Brief –
Collect all lines below with the string "Self".

◇ ◇ ◇ ◇ ◇

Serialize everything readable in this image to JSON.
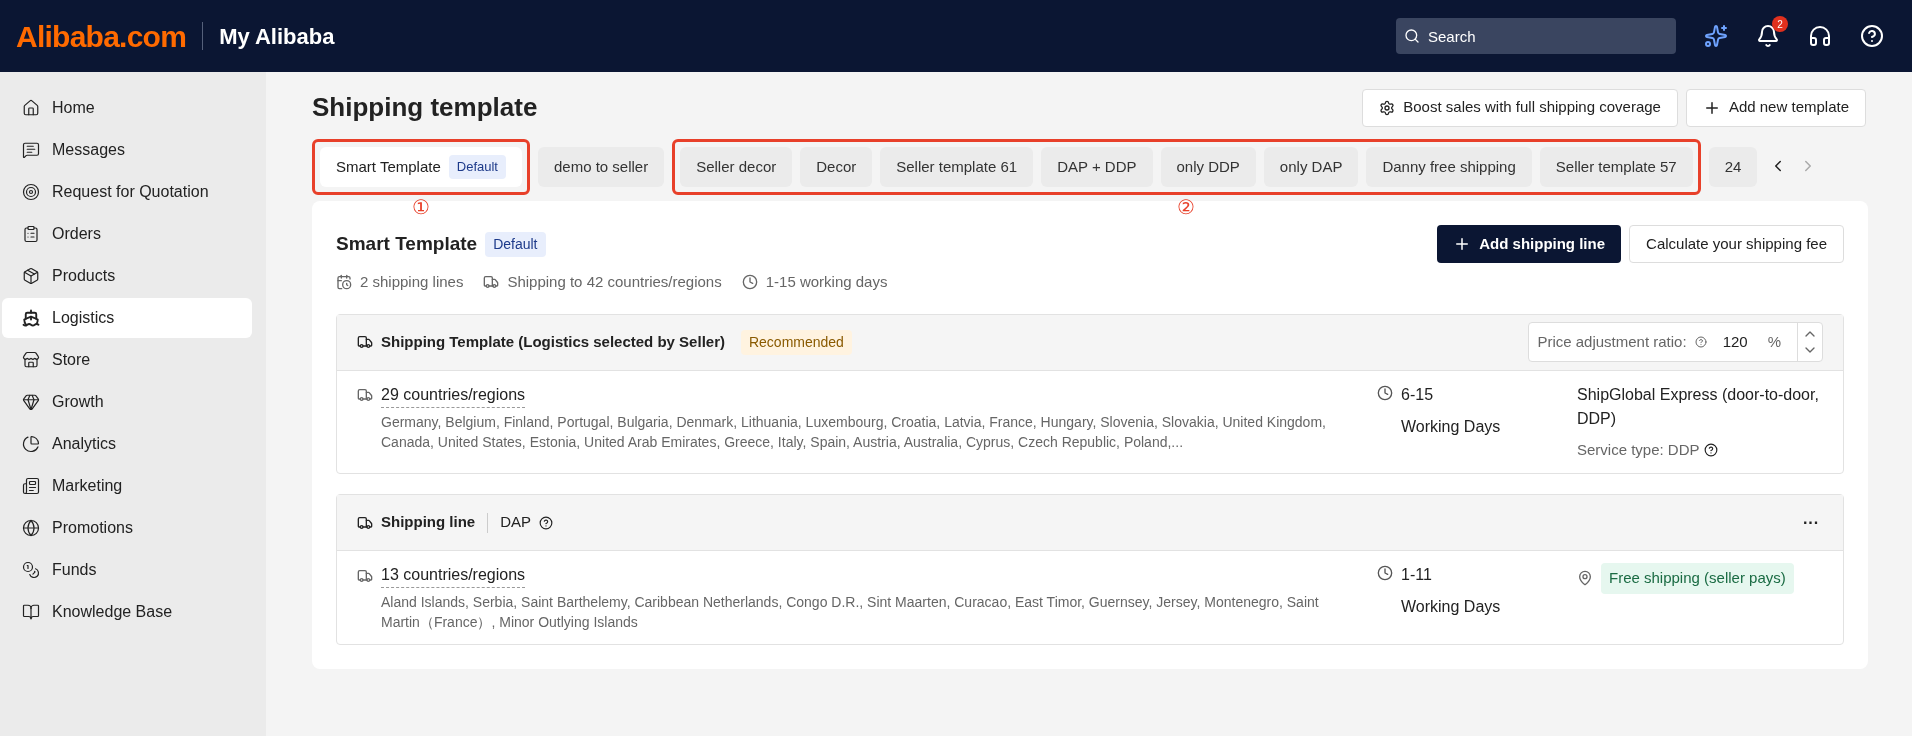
{
  "header": {
    "logo": "Alibaba.com",
    "title": "My Alibaba",
    "search": {
      "placeholder": "Search"
    },
    "notifications": "2"
  },
  "sidebar": {
    "items": [
      {
        "label": "Home",
        "selected": false
      },
      {
        "label": "Messages",
        "selected": false
      },
      {
        "label": "Request for Quotation",
        "selected": false
      },
      {
        "label": "Orders",
        "selected": false
      },
      {
        "label": "Products",
        "selected": false
      },
      {
        "label": "Logistics",
        "selected": true
      },
      {
        "label": "Store",
        "selected": false
      },
      {
        "label": "Growth",
        "selected": false
      },
      {
        "label": "Analytics",
        "selected": false
      },
      {
        "label": "Marketing",
        "selected": false
      },
      {
        "label": "Promotions",
        "selected": false
      },
      {
        "label": "Funds",
        "selected": false
      },
      {
        "label": "Knowledge Base",
        "selected": false
      }
    ]
  },
  "page": {
    "title": "Shipping template",
    "buttons": [
      "Boost sales with full shipping coverage",
      "Add new template"
    ]
  },
  "tab_groups": [
    {
      "annotation": "①",
      "tabs": [
        {
          "label": "Smart Template",
          "badge": "Default",
          "selected": true
        }
      ]
    },
    {
      "tabs": [
        {
          "label": "demo to seller",
          "selected": false
        }
      ]
    },
    {
      "annotation": "②",
      "tabs": [
        {
          "label": "Seller decor",
          "selected": false
        },
        {
          "label": "Decor",
          "selected": false
        },
        {
          "label": "Seller template 61",
          "selected": false
        },
        {
          "label": "DAP + DDP",
          "selected": false
        },
        {
          "label": "only DDP",
          "selected": false
        },
        {
          "label": "only DAP",
          "selected": false
        },
        {
          "label": "Danny free shipping",
          "selected": false
        },
        {
          "label": "Seller template 57",
          "selected": false
        }
      ]
    },
    {
      "tabs": [
        {
          "label": "24",
          "selected": false
        }
      ]
    }
  ],
  "template": {
    "title": "Smart Template",
    "badge": "Default",
    "buttons": [
      "Add shipping line",
      "Calculate your shipping fee"
    ],
    "stats": [
      "2 shipping lines",
      "Shipping to 42 countries/regions",
      "1-15 working days"
    ],
    "sections": [
      {
        "kind": "template",
        "title": "Shipping Template (Logistics selected by Seller)",
        "tag": "Recommended",
        "ratio_label": "Price adjustment ratio:",
        "ratio_value": "120",
        "ratio_unit": "%",
        "countries": "29 countries/regions",
        "country_list": "Germany, Belgium, Finland, Portugal, Bulgaria, Denmark, Lithuania, Luxembourg, Croatia, Latvia, France, Hungary, Slovenia, Slovakia, United Kingdom, Canada, United States, Estonia, United Arab Emirates, Greece, Italy, Spain, Austria, Australia, Cyprus, Czech Republic, Poland,...",
        "days": "6-15",
        "days_label": "Working Days",
        "service": "ShipGlobal Express (door-to-door, DDP)",
        "service_type": "Service type: DDP"
      },
      {
        "kind": "line",
        "title": "Shipping line",
        "tag": "DAP",
        "more": "···",
        "countries": "13 countries/regions",
        "country_list": "Aland Islands, Serbia, Saint Barthelemy, Caribbean Netherlands, Congo D.R., Sint Maarten, Curacao, East Timor, Guernsey, Jersey, Montenegro, Saint Martin（France）, Minor Outlying Islands",
        "days": "1-11",
        "days_label": "Working Days",
        "free": "Free shipping (seller pays)"
      }
    ]
  }
}
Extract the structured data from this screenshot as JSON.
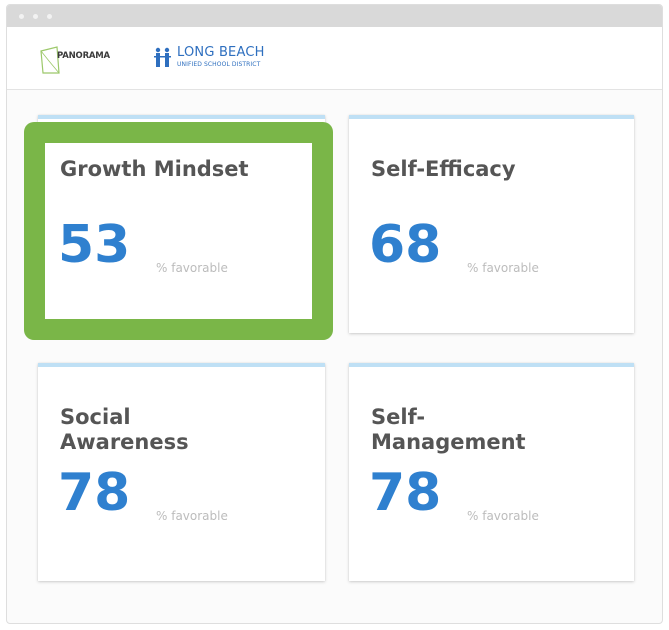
{
  "header": {
    "panorama_logo": "PANORAMA",
    "district_name": "LONG BEACH",
    "district_subtitle": "UNIFIED SCHOOL DISTRICT"
  },
  "colors": {
    "value_blue": "#2f80cf",
    "highlight_green": "#7ab648",
    "card_accent": "#bfe0f5"
  },
  "cards": [
    {
      "title": "Growth Mindset",
      "value": "53",
      "unit": "% favorable",
      "highlighted": true
    },
    {
      "title": "Self-Efficacy",
      "value": "68",
      "unit": "% favorable",
      "highlighted": false
    },
    {
      "title": "Social Awareness",
      "value": "78",
      "unit": "% favorable",
      "highlighted": false
    },
    {
      "title": "Self-Management",
      "value": "78",
      "unit": "% favorable",
      "highlighted": false
    }
  ]
}
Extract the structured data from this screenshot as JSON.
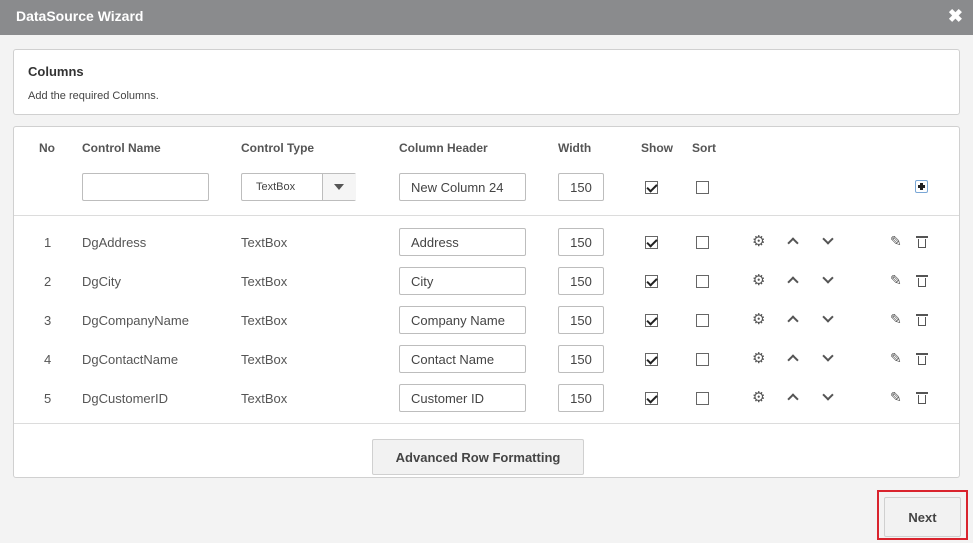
{
  "window": {
    "title": "DataSource Wizard",
    "close_icon": "✖"
  },
  "columns_panel": {
    "title": "Columns",
    "description": "Add the required Columns."
  },
  "table": {
    "headers": {
      "no": "No",
      "control_name": "Control Name",
      "control_type": "Control Type",
      "column_header": "Column Header",
      "width": "Width",
      "show": "Show",
      "sort": "Sort"
    },
    "new_row": {
      "control_name": "",
      "control_type": "TextBox",
      "column_header": "New Column 24",
      "width": "150",
      "show": true,
      "sort": false
    },
    "rows": [
      {
        "no": "1",
        "control_name": "DgAddress",
        "control_type": "TextBox",
        "column_header": "Address",
        "width": "150",
        "show": true,
        "sort": false
      },
      {
        "no": "2",
        "control_name": "DgCity",
        "control_type": "TextBox",
        "column_header": "City",
        "width": "150",
        "show": true,
        "sort": false
      },
      {
        "no": "3",
        "control_name": "DgCompanyName",
        "control_type": "TextBox",
        "column_header": "Company Name",
        "width": "150",
        "show": true,
        "sort": false
      },
      {
        "no": "4",
        "control_name": "DgContactName",
        "control_type": "TextBox",
        "column_header": "Contact Name",
        "width": "150",
        "show": true,
        "sort": false
      },
      {
        "no": "5",
        "control_name": "DgCustomerID",
        "control_type": "TextBox",
        "column_header": "Customer ID",
        "width": "150",
        "show": true,
        "sort": false
      }
    ]
  },
  "icons": {
    "gear": "⚙",
    "pencil": "✎"
  },
  "buttons": {
    "advanced_row_formatting": "Advanced Row Formatting",
    "next": "Next"
  },
  "colors": {
    "titlebar": "#8a8b8d",
    "highlight": "#d9232d"
  }
}
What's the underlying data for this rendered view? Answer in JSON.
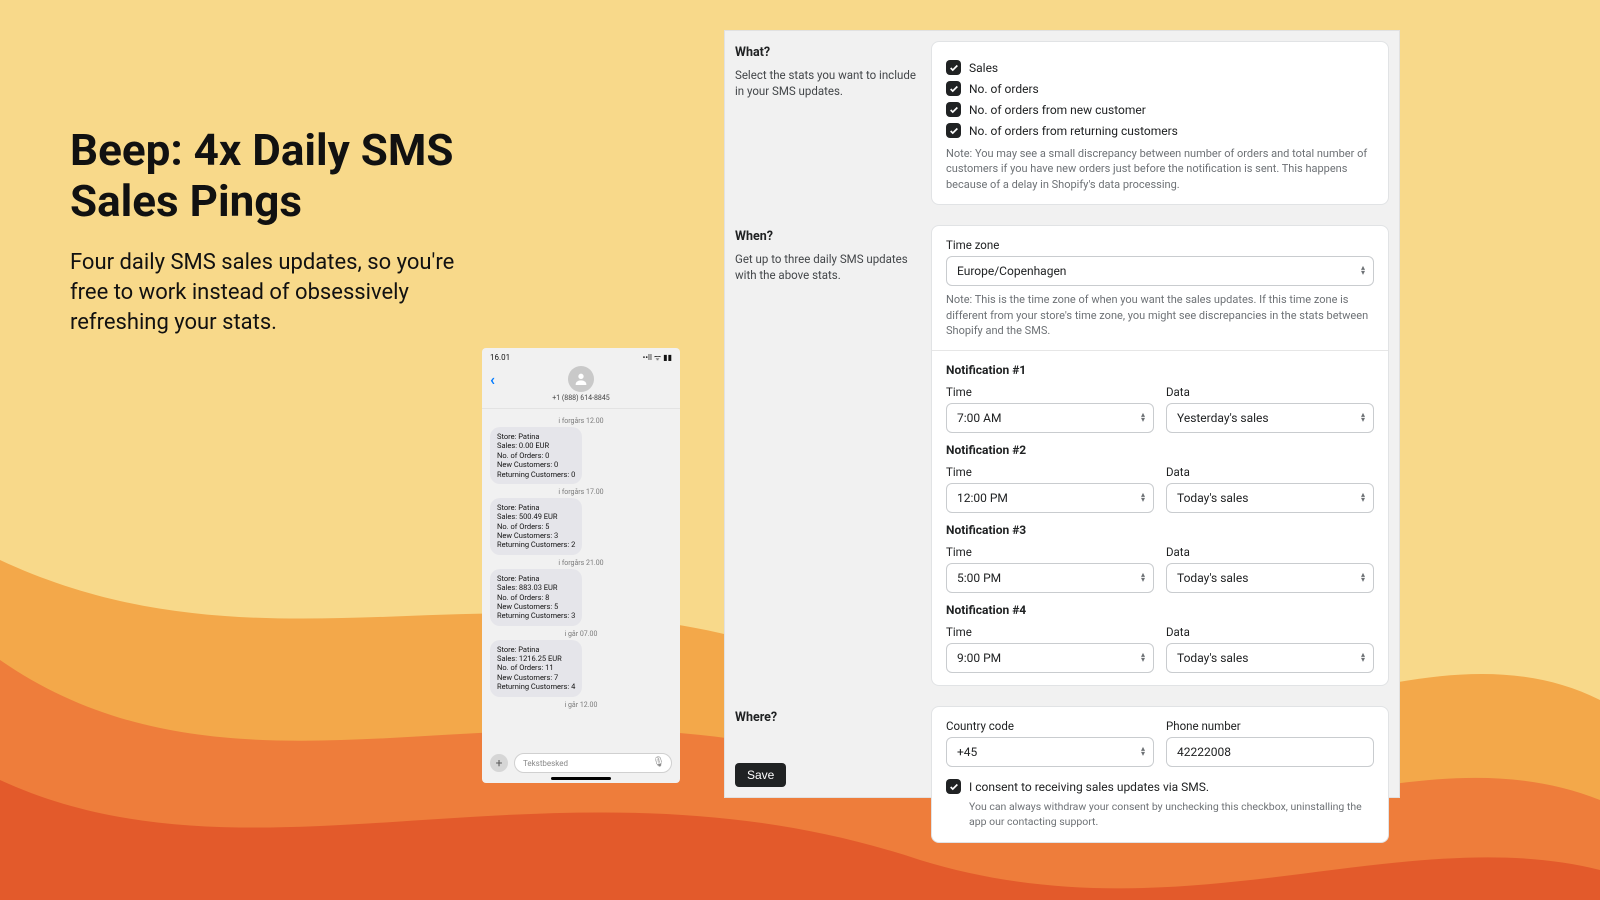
{
  "hero": {
    "title": "Beep: 4x Daily SMS Sales Pings",
    "subtitle": "Four daily SMS sales updates, so you're free to work instead of obsessively refreshing your stats."
  },
  "phone": {
    "status_time": "16.01",
    "number": "+1 (888) 614-8845",
    "input_placeholder": "Tekstbesked",
    "messages": [
      {
        "divider": "i forgårs 12.00",
        "lines": [
          "Store: Patina",
          "Sales: 0.00 EUR",
          "No. of Orders: 0",
          "New Customers: 0",
          "Returning Customers: 0"
        ]
      },
      {
        "divider": "i forgårs 17.00",
        "lines": [
          "Store: Patina",
          "Sales: 500.49 EUR",
          "No. of Orders: 5",
          "New Customers: 3",
          "Returning Customers: 2"
        ]
      },
      {
        "divider": "i forgårs 21.00",
        "lines": [
          "Store: Patina",
          "Sales: 883.03 EUR",
          "No. of Orders: 8",
          "New Customers: 5",
          "Returning Customers: 3"
        ]
      },
      {
        "divider": "i går 07.00",
        "lines": [
          "Store: Patina",
          "Sales: 1216.25 EUR",
          "No. of Orders: 11",
          "New Customers: 7",
          "Returning Customers: 4"
        ]
      },
      {
        "divider": "i går 12.00",
        "lines": []
      }
    ]
  },
  "panel": {
    "what": {
      "title": "What?",
      "help": "Select the stats you want to include in your SMS updates.",
      "options": [
        "Sales",
        "No. of orders",
        "No. of orders from new customer",
        "No. of orders from returning customers"
      ],
      "note": "Note: You may see a small discrepancy between number of orders and total number of customers if you have new orders just before the notification is sent. This happens because of a delay in Shopify's data processing."
    },
    "when": {
      "title": "When?",
      "help": "Get up to three daily SMS updates with the above stats.",
      "tz_label": "Time zone",
      "tz_value": "Europe/Copenhagen",
      "tz_note": "Note: This is the time zone of when you want the sales updates. If this time zone is different from your store's time zone, you might see discrepancies in the stats between Shopify and the SMS.",
      "time_label": "Time",
      "data_label": "Data",
      "notifications": [
        {
          "heading": "Notification #1",
          "time": "7:00 AM",
          "data": "Yesterday's sales"
        },
        {
          "heading": "Notification #2",
          "time": "12:00 PM",
          "data": "Today's sales"
        },
        {
          "heading": "Notification #3",
          "time": "5:00 PM",
          "data": "Today's sales"
        },
        {
          "heading": "Notification #4",
          "time": "9:00 PM",
          "data": "Today's sales"
        }
      ]
    },
    "where": {
      "title": "Where?",
      "cc_label": "Country code",
      "cc_value": "+45",
      "phone_label": "Phone number",
      "phone_value": "42222008",
      "consent": "I consent to receiving sales updates via SMS.",
      "consent_sub": "You can always withdraw your consent by unchecking this checkbox, uninstalling the app our contacting support."
    },
    "save_label": "Save"
  }
}
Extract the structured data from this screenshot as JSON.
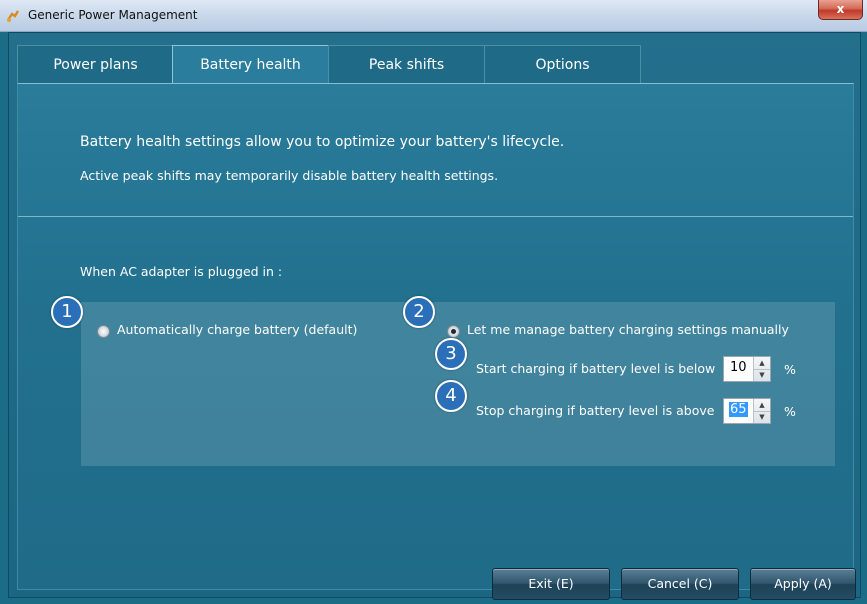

◇ ◇ ◇ ◇ ◇

Expected output –
      "title": "Self-Efficacy",
      "title": "Self-Management",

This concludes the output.